[Dataset records]
::::::::
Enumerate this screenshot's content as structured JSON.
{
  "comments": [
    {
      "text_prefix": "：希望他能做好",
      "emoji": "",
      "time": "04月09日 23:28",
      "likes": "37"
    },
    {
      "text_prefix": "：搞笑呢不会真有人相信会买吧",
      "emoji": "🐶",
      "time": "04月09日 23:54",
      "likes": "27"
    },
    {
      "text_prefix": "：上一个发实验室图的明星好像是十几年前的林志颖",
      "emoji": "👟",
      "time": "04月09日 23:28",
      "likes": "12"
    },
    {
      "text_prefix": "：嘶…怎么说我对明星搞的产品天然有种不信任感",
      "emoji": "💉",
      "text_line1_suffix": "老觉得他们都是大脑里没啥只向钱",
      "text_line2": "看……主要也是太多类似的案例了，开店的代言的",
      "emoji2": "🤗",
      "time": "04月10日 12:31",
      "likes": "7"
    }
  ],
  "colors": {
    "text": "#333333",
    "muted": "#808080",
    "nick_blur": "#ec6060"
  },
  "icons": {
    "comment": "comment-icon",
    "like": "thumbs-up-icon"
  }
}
::::::::
Reproduce the entire listing word for word.

Enumerate this screenshot's content as structured JSON.
{
  "comments": [
    {
      "text_prefix": "：希望他能做好",
      "emoji": "",
      "time": "04月09日 23:28",
      "likes": "37"
    },
    {
      "text_prefix": "：搞笑呢不会真有人相信会买吧",
      "emoji": "🐶",
      "time": "04月09日 23:54",
      "likes": "27"
    },
    {
      "text_prefix": "：上一个发实验室图的明星好像是十几年前的林志颖",
      "emoji": "👟",
      "time": "04月09日 23:28",
      "likes": "12"
    },
    {
      "text_prefix": "：嘶…怎么说我对明星搞的产品天然有种不信任感",
      "emoji": "💉",
      "text_line1_suffix": "老觉得他们都是大脑里没啥只向钱",
      "text_line2": "看……主要也是太多类似的案例了，开店的代言的",
      "emoji2": "🤗",
      "time": "04月10日 12:31",
      "likes": "7"
    }
  ],
  "colors": {
    "text": "#333333",
    "muted": "#808080",
    "nick_blur": "#ec6060"
  },
  "icons": {
    "comment": "comment-icon",
    "like": "thumbs-up-icon"
  }
}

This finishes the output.